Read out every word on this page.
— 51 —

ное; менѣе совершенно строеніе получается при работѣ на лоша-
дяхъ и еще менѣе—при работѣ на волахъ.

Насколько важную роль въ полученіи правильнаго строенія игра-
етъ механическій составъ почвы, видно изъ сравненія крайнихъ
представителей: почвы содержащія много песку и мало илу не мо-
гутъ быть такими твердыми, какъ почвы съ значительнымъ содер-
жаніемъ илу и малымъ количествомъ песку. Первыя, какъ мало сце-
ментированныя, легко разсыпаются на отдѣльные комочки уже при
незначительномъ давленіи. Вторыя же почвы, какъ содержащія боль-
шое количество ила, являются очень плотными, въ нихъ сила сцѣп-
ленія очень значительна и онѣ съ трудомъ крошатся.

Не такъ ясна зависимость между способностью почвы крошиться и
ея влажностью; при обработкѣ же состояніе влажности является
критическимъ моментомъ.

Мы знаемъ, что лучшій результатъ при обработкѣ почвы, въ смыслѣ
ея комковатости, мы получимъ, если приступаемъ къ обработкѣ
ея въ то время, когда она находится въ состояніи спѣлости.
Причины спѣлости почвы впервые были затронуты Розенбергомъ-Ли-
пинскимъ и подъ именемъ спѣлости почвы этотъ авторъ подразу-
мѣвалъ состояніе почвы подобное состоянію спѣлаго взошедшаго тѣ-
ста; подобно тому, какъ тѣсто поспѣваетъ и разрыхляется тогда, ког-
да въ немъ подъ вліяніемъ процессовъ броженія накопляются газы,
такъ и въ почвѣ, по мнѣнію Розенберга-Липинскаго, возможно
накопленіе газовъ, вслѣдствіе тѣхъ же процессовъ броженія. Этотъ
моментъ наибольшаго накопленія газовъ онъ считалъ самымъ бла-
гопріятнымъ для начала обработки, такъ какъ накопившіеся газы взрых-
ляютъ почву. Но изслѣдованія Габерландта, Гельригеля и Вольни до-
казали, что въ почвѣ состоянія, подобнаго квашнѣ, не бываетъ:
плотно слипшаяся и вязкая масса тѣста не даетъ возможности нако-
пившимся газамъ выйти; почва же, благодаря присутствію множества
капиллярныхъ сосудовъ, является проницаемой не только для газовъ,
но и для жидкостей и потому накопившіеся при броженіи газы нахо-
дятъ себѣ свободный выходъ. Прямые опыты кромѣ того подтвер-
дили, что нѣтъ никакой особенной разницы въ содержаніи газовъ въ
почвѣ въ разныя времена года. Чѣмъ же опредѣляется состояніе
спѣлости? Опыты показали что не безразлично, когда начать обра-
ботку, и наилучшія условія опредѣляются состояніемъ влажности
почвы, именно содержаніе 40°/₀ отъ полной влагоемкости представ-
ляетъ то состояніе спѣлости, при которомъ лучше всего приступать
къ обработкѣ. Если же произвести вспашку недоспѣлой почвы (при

Your objective:
Reproduce each line holding the word "когда".

Answer to the task:
ея въ то время, когда она находится въ состояніи спѣлости.
спѣлости? Опыты показали что не безразлично, когда начать обра-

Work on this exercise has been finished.